§ **Material for this task**
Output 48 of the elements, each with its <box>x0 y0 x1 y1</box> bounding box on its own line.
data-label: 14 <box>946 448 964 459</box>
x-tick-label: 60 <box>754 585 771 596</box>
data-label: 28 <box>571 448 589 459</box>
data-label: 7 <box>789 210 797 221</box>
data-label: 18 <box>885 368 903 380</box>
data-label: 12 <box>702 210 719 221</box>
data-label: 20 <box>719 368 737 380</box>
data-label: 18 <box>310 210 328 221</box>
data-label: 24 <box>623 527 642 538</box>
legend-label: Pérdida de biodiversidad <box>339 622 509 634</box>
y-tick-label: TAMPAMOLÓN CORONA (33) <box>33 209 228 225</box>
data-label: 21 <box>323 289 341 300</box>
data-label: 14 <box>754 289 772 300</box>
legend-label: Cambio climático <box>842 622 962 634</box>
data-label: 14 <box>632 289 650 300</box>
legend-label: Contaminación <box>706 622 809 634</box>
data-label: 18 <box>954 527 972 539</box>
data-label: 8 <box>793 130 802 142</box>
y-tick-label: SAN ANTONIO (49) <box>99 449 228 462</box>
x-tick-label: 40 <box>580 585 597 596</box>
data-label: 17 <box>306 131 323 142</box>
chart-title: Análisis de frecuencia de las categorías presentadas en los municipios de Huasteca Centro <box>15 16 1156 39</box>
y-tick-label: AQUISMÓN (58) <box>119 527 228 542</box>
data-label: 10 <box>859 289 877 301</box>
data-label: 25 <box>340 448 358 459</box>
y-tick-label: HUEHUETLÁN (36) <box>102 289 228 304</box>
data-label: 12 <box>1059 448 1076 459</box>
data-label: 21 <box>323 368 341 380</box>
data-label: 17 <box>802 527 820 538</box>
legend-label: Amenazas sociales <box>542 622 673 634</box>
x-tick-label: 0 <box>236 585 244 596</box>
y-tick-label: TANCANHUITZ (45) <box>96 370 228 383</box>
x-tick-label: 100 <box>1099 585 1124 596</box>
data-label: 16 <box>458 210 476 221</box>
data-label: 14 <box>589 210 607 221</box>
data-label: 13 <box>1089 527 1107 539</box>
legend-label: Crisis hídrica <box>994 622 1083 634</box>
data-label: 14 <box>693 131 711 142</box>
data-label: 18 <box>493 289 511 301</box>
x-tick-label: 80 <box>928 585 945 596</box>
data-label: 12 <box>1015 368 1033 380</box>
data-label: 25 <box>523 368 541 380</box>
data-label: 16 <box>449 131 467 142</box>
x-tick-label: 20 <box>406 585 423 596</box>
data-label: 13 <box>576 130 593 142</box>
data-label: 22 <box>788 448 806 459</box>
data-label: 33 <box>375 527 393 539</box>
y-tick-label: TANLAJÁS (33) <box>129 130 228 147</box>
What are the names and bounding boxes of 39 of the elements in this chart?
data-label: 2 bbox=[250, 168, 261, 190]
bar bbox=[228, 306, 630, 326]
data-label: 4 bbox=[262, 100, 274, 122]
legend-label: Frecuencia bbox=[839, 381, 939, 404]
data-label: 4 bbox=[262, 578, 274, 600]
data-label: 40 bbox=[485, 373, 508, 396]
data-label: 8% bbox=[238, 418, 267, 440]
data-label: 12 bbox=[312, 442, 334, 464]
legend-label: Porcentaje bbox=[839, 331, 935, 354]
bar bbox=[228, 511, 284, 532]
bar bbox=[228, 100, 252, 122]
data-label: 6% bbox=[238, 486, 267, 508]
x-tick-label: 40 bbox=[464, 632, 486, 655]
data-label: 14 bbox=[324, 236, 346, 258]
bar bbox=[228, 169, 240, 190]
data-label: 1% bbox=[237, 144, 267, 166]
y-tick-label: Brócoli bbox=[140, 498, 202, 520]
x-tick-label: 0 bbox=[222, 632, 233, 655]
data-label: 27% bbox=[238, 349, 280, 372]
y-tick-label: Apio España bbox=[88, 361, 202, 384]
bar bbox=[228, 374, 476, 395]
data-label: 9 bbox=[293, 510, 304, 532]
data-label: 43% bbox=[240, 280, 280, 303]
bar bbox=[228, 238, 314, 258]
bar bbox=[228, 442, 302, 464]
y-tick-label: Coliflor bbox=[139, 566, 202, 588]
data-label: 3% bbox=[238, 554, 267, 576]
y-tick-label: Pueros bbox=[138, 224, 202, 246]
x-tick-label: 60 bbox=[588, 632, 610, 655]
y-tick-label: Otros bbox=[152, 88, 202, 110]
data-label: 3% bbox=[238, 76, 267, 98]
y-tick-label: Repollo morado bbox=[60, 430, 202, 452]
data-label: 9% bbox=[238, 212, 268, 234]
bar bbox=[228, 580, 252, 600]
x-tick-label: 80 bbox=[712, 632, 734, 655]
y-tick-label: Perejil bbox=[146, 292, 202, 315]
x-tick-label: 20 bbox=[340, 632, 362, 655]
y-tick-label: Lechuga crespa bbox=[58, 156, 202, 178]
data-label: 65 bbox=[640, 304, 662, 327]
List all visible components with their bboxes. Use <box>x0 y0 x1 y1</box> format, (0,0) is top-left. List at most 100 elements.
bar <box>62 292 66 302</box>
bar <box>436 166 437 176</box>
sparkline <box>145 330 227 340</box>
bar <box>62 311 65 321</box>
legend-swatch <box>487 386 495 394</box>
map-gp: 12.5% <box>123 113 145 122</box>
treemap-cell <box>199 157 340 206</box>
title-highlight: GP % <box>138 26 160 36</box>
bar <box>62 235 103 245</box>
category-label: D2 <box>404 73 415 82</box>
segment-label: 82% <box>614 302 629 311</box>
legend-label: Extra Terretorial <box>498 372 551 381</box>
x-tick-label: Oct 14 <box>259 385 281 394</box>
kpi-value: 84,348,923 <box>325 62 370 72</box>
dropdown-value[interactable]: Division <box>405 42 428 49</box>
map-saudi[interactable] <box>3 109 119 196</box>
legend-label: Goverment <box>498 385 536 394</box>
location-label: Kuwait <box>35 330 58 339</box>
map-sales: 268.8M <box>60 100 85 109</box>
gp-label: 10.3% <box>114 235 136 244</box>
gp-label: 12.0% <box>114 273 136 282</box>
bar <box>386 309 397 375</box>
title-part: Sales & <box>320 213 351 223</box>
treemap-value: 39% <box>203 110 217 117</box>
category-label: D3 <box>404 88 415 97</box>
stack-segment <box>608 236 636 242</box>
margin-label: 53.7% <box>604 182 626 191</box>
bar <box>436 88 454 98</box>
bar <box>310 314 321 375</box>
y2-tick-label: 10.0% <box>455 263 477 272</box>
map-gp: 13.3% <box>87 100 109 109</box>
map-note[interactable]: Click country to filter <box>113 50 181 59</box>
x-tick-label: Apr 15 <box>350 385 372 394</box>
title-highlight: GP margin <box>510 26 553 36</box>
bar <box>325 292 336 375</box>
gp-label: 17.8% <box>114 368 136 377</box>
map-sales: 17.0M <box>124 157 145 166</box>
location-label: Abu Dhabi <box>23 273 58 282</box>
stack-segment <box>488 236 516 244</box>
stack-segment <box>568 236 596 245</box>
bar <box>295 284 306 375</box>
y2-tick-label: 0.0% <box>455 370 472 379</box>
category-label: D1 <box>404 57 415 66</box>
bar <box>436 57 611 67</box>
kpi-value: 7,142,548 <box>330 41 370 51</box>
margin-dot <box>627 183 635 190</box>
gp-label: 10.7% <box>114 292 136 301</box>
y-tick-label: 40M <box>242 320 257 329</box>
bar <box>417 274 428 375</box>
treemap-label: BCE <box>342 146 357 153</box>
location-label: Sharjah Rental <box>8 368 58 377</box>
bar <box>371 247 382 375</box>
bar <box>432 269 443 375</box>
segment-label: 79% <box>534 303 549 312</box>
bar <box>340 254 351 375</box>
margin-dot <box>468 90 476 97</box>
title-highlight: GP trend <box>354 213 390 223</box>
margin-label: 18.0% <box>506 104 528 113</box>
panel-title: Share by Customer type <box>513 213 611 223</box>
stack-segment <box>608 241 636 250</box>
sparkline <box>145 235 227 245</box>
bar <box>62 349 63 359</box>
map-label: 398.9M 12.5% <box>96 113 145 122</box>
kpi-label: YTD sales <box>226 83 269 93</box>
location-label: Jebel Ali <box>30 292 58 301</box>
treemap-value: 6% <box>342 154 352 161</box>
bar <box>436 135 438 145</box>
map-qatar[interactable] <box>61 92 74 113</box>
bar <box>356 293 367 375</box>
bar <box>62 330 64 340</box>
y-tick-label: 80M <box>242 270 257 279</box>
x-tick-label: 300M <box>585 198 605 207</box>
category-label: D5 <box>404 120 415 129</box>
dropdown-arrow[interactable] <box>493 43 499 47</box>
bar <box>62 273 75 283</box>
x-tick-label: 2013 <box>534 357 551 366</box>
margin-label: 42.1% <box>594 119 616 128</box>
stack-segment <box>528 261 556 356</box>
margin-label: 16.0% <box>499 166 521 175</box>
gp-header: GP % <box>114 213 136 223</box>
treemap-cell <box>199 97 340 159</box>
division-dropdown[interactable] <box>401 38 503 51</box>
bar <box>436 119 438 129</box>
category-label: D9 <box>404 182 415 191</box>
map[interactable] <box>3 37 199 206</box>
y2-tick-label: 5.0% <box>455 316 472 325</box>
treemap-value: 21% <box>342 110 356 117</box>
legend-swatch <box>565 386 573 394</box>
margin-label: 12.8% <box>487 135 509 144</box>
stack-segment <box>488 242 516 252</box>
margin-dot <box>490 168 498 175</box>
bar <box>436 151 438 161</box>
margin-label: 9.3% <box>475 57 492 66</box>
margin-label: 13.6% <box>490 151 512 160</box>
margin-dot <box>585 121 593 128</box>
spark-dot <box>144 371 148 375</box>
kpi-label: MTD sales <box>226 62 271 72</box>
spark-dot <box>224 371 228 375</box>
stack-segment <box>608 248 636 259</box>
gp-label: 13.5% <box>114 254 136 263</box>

§ **Task description**
Reproduce the items verbatim from the first line through the line containing "data-label: 21 <box>323 368 341 380</box>", including both of those lines.

§ **Solution for this exercise**
Output 48 of the elements, each with its <box>x0 y0 x1 y1</box> bounding box on its own line.
data-label: 14 <box>946 448 964 459</box>
x-tick-label: 60 <box>754 585 771 596</box>
data-label: 28 <box>571 448 589 459</box>
data-label: 7 <box>789 210 797 221</box>
data-label: 18 <box>885 368 903 380</box>
data-label: 12 <box>702 210 719 221</box>
data-label: 20 <box>719 368 737 380</box>
data-label: 18 <box>310 210 328 221</box>
data-label: 24 <box>623 527 642 538</box>
legend-label: Pérdida de biodiversidad <box>339 622 509 634</box>
y-tick-label: TAMPAMOLÓN CORONA (33) <box>33 209 228 225</box>
data-label: 21 <box>323 289 341 300</box>
data-label: 14 <box>754 289 772 300</box>
legend-label: Cambio climático <box>842 622 962 634</box>
data-label: 14 <box>632 289 650 300</box>
legend-label: Contaminación <box>706 622 809 634</box>
data-label: 18 <box>954 527 972 539</box>
data-label: 8 <box>793 130 802 142</box>
y-tick-label: SAN ANTONIO (49) <box>99 449 228 462</box>
x-tick-label: 40 <box>580 585 597 596</box>
data-label: 17 <box>306 131 323 142</box>
chart-title: Análisis de frecuencia de las categorías presentadas en los municipios de Huasteca Centro <box>15 16 1156 39</box>
y-tick-label: AQUISMÓN (58) <box>119 527 228 542</box>
data-label: 10 <box>859 289 877 301</box>
data-label: 25 <box>340 448 358 459</box>
y-tick-label: HUEHUETLÁN (36) <box>102 289 228 304</box>
data-label: 12 <box>1059 448 1076 459</box>
data-label: 21 <box>323 368 341 380</box>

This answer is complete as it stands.